> Your instructions:
Repeat all the material exactly; pictures stay out of your copy.

> Dataset entries:
::::

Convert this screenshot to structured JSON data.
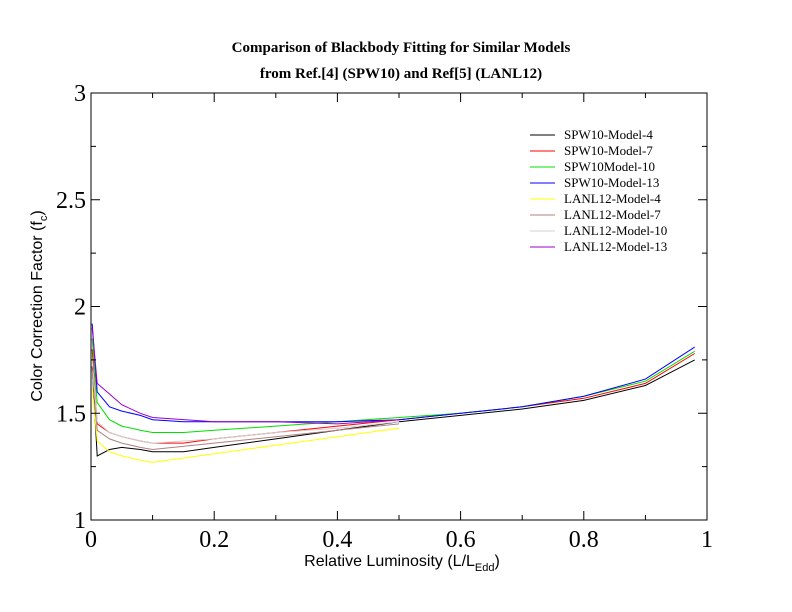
{
  "chart_data": {
    "type": "line",
    "title": "Comparison of Blackbody Fitting for Similar Models",
    "subtitle": "from Ref.[4] (SPW10) and Ref[5] (LANL12)",
    "xlabel": "Relative Luminosity (L/L",
    "xlabel_sub": "Edd",
    "xlabel_close": ")",
    "ylabel": "Color Correction Factor (f",
    "ylabel_sub": "c",
    "ylabel_close": ")",
    "xlim": [
      0,
      1
    ],
    "ylim": [
      1,
      3
    ],
    "x_ticks": [
      "0",
      "0.2",
      "0.4",
      "0.6",
      "0.8",
      "1"
    ],
    "y_ticks": [
      "1",
      "1.5",
      "2",
      "2.5",
      "3"
    ],
    "grid": false,
    "legend_position": "top-right",
    "series": [
      {
        "name": "SPW10-Model-4",
        "color": "#000000",
        "x": [
          0.002,
          0.01,
          0.03,
          0.05,
          0.08,
          0.1,
          0.15,
          0.2,
          0.3,
          0.4,
          0.5,
          0.6,
          0.7,
          0.8,
          0.9,
          0.98
        ],
        "y": [
          1.72,
          1.3,
          1.33,
          1.34,
          1.33,
          1.32,
          1.32,
          1.34,
          1.38,
          1.42,
          1.46,
          1.49,
          1.52,
          1.56,
          1.63,
          1.75
        ]
      },
      {
        "name": "SPW10-Model-7",
        "color": "#ff0000",
        "x": [
          0.002,
          0.01,
          0.03,
          0.05,
          0.08,
          0.1,
          0.15,
          0.2,
          0.3,
          0.4,
          0.5,
          0.6,
          0.7,
          0.8,
          0.9,
          0.98
        ],
        "y": [
          1.8,
          1.45,
          1.41,
          1.39,
          1.37,
          1.36,
          1.36,
          1.38,
          1.41,
          1.44,
          1.47,
          1.5,
          1.53,
          1.57,
          1.64,
          1.78
        ]
      },
      {
        "name": "SPW10Model-10",
        "color": "#00e000",
        "x": [
          0.002,
          0.01,
          0.03,
          0.05,
          0.08,
          0.1,
          0.15,
          0.2,
          0.3,
          0.4,
          0.5,
          0.6,
          0.7,
          0.8,
          0.9,
          0.98
        ],
        "y": [
          1.85,
          1.55,
          1.47,
          1.44,
          1.42,
          1.41,
          1.41,
          1.42,
          1.44,
          1.46,
          1.48,
          1.5,
          1.53,
          1.58,
          1.65,
          1.79
        ]
      },
      {
        "name": "SPW10-Model-13",
        "color": "#0000ff",
        "x": [
          0.002,
          0.01,
          0.03,
          0.05,
          0.08,
          0.1,
          0.15,
          0.2,
          0.3,
          0.4,
          0.5,
          0.6,
          0.7,
          0.8,
          0.9,
          0.98
        ],
        "y": [
          1.92,
          1.6,
          1.53,
          1.51,
          1.49,
          1.47,
          1.46,
          1.46,
          1.46,
          1.46,
          1.47,
          1.5,
          1.53,
          1.58,
          1.66,
          1.81
        ]
      },
      {
        "name": "LANL12-Model-4",
        "color": "#ffff00",
        "x": [
          0.002,
          0.01,
          0.03,
          0.05,
          0.08,
          0.1,
          0.2,
          0.3,
          0.4,
          0.5
        ],
        "y": [
          1.62,
          1.37,
          1.32,
          1.3,
          1.28,
          1.27,
          1.31,
          1.35,
          1.39,
          1.43
        ]
      },
      {
        "name": "LANL12-Model-7",
        "color": "#b08080",
        "x": [
          0.002,
          0.01,
          0.03,
          0.05,
          0.08,
          0.1,
          0.2,
          0.3,
          0.4,
          0.5
        ],
        "y": [
          1.7,
          1.42,
          1.38,
          1.36,
          1.34,
          1.33,
          1.36,
          1.39,
          1.42,
          1.45
        ]
      },
      {
        "name": "LANL12-Model-10",
        "color": "#d0d0d0",
        "x": [
          0.002,
          0.01,
          0.03,
          0.05,
          0.08,
          0.1,
          0.2,
          0.3,
          0.4,
          0.5
        ],
        "y": [
          1.75,
          1.46,
          1.41,
          1.39,
          1.37,
          1.36,
          1.38,
          1.41,
          1.43,
          1.46
        ]
      },
      {
        "name": "LANL12-Model-13",
        "color": "#9900cc",
        "x": [
          0.002,
          0.01,
          0.03,
          0.05,
          0.08,
          0.1,
          0.2,
          0.3,
          0.4,
          0.5
        ],
        "y": [
          1.9,
          1.64,
          1.59,
          1.54,
          1.5,
          1.48,
          1.46,
          1.46,
          1.45,
          1.47
        ]
      }
    ]
  }
}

::::

> Answer to the task:
Convert this screenshot to structured JSON data.
{
  "chart_data": {
    "type": "line",
    "title": "Comparison of Blackbody Fitting for Similar Models",
    "subtitle": "from Ref.[4] (SPW10) and Ref[5] (LANL12)",
    "xlabel": "Relative Luminosity (L/L",
    "xlabel_sub": "Edd",
    "xlabel_close": ")",
    "ylabel": "Color Correction Factor (f",
    "ylabel_sub": "c",
    "ylabel_close": ")",
    "xlim": [
      0,
      1
    ],
    "ylim": [
      1,
      3
    ],
    "x_ticks": [
      "0",
      "0.2",
      "0.4",
      "0.6",
      "0.8",
      "1"
    ],
    "y_ticks": [
      "1",
      "1.5",
      "2",
      "2.5",
      "3"
    ],
    "grid": false,
    "legend_position": "top-right",
    "series": [
      {
        "name": "SPW10-Model-4",
        "color": "#000000",
        "x": [
          0.002,
          0.01,
          0.03,
          0.05,
          0.08,
          0.1,
          0.15,
          0.2,
          0.3,
          0.4,
          0.5,
          0.6,
          0.7,
          0.8,
          0.9,
          0.98
        ],
        "y": [
          1.72,
          1.3,
          1.33,
          1.34,
          1.33,
          1.32,
          1.32,
          1.34,
          1.38,
          1.42,
          1.46,
          1.49,
          1.52,
          1.56,
          1.63,
          1.75
        ]
      },
      {
        "name": "SPW10-Model-7",
        "color": "#ff0000",
        "x": [
          0.002,
          0.01,
          0.03,
          0.05,
          0.08,
          0.1,
          0.15,
          0.2,
          0.3,
          0.4,
          0.5,
          0.6,
          0.7,
          0.8,
          0.9,
          0.98
        ],
        "y": [
          1.8,
          1.45,
          1.41,
          1.39,
          1.37,
          1.36,
          1.36,
          1.38,
          1.41,
          1.44,
          1.47,
          1.5,
          1.53,
          1.57,
          1.64,
          1.78
        ]
      },
      {
        "name": "SPW10Model-10",
        "color": "#00e000",
        "x": [
          0.002,
          0.01,
          0.03,
          0.05,
          0.08,
          0.1,
          0.15,
          0.2,
          0.3,
          0.4,
          0.5,
          0.6,
          0.7,
          0.8,
          0.9,
          0.98
        ],
        "y": [
          1.85,
          1.55,
          1.47,
          1.44,
          1.42,
          1.41,
          1.41,
          1.42,
          1.44,
          1.46,
          1.48,
          1.5,
          1.53,
          1.58,
          1.65,
          1.79
        ]
      },
      {
        "name": "SPW10-Model-13",
        "color": "#0000ff",
        "x": [
          0.002,
          0.01,
          0.03,
          0.05,
          0.08,
          0.1,
          0.15,
          0.2,
          0.3,
          0.4,
          0.5,
          0.6,
          0.7,
          0.8,
          0.9,
          0.98
        ],
        "y": [
          1.92,
          1.6,
          1.53,
          1.51,
          1.49,
          1.47,
          1.46,
          1.46,
          1.46,
          1.46,
          1.47,
          1.5,
          1.53,
          1.58,
          1.66,
          1.81
        ]
      },
      {
        "name": "LANL12-Model-4",
        "color": "#ffff00",
        "x": [
          0.002,
          0.01,
          0.03,
          0.05,
          0.08,
          0.1,
          0.2,
          0.3,
          0.4,
          0.5
        ],
        "y": [
          1.62,
          1.37,
          1.32,
          1.3,
          1.28,
          1.27,
          1.31,
          1.35,
          1.39,
          1.43
        ]
      },
      {
        "name": "LANL12-Model-7",
        "color": "#b08080",
        "x": [
          0.002,
          0.01,
          0.03,
          0.05,
          0.08,
          0.1,
          0.2,
          0.3,
          0.4,
          0.5
        ],
        "y": [
          1.7,
          1.42,
          1.38,
          1.36,
          1.34,
          1.33,
          1.36,
          1.39,
          1.42,
          1.45
        ]
      },
      {
        "name": "LANL12-Model-10",
        "color": "#d0d0d0",
        "x": [
          0.002,
          0.01,
          0.03,
          0.05,
          0.08,
          0.1,
          0.2,
          0.3,
          0.4,
          0.5
        ],
        "y": [
          1.75,
          1.46,
          1.41,
          1.39,
          1.37,
          1.36,
          1.38,
          1.41,
          1.43,
          1.46
        ]
      },
      {
        "name": "LANL12-Model-13",
        "color": "#9900cc",
        "x": [
          0.002,
          0.01,
          0.03,
          0.05,
          0.08,
          0.1,
          0.2,
          0.3,
          0.4,
          0.5
        ],
        "y": [
          1.9,
          1.64,
          1.59,
          1.54,
          1.5,
          1.48,
          1.46,
          1.46,
          1.45,
          1.47
        ]
      }
    ]
  }
}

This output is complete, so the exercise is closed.